== Exercise objective ==
Copy out all lines in the data below containing the string "卫生招聘考试之卫生招聘".

== Information shown ==
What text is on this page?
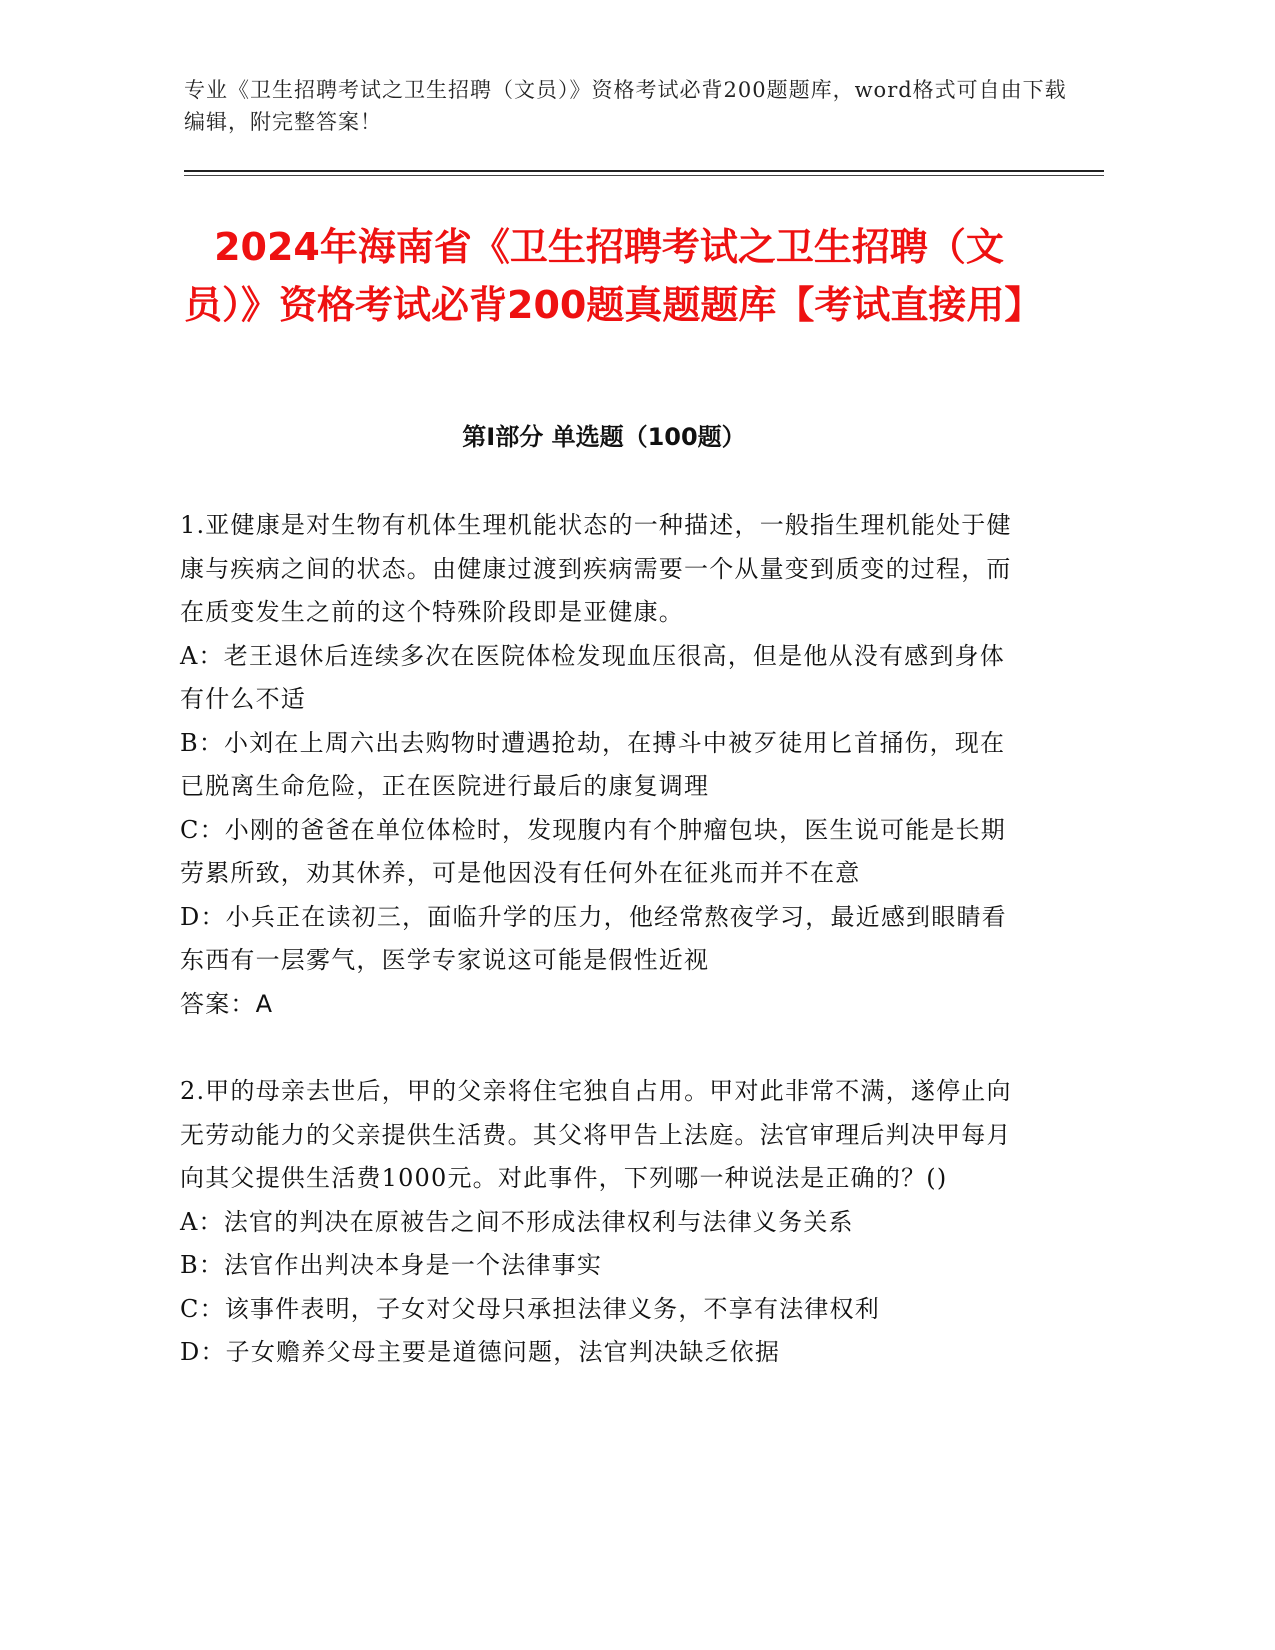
专业《卫生招聘考试之卫生招聘（文员）》资格考试必背200题题库，word格式可自由下载编辑，附完整答案！
2024年海南省《卫生招聘考试之卫生招聘（文员）》资格考试必背200题真题题库【考试直接用】
第I部分 单选题（100题）

1.亚健康是对生物有机体生理机能状态的一种描述，一般指生理机能处于健康与疾病之间的状态。由健康过渡到疾病需要一个从量变到质变的过程，而在质变发生之前的这个特殊阶段即是亚健康。

A：老王退休后连续多次在医院体检发现血压很高，但是他从没有感到身体有什么不适

B：小刘在上周六出去购物时遭遇抢劫，在搏斗中被歹徒用匕首捅伤，现在已脱离生命危险，正在医院进行最后的康复调理

C：小刚的爸爸在单位体检时，发现腹内有个肿瘤包块，医生说可能是长期劳累所致，劝其休养，可是他因没有任何外在征兆而并不在意

D：小兵正在读初三，面临升学的压力，他经常熬夜学习，最近感到眼睛看东西有一层雾气，医学专家说这可能是假性近视

答案：A

2.甲的母亲去世后，甲的父亲将住宅独自占用。甲对此非常不满，遂停止向无劳动能力的父亲提供生活费。其父将甲告上法庭。法官审理后判决甲每月向其父提供生活费1000元。对此事件，下列哪一种说法是正确的？()

A：法官的判决在原被告之间不形成法律权利与法律义务关系

B：法官作出判决本身是一个法律事实

C：该事件表明，子女对父母只承担法律义务，不享有法律权利

D：子女赡养父母主要是道德问题，法官判决缺乏依据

== Worked solution ==
专业《卫生招聘考试之卫生招聘（文员）》资格考试必背200题题库，word格式可自由下载编辑，附完整答案！
2024年海南省《卫生招聘考试之卫生招聘（文员）》资格考试必背200题真题题库【考试直接用】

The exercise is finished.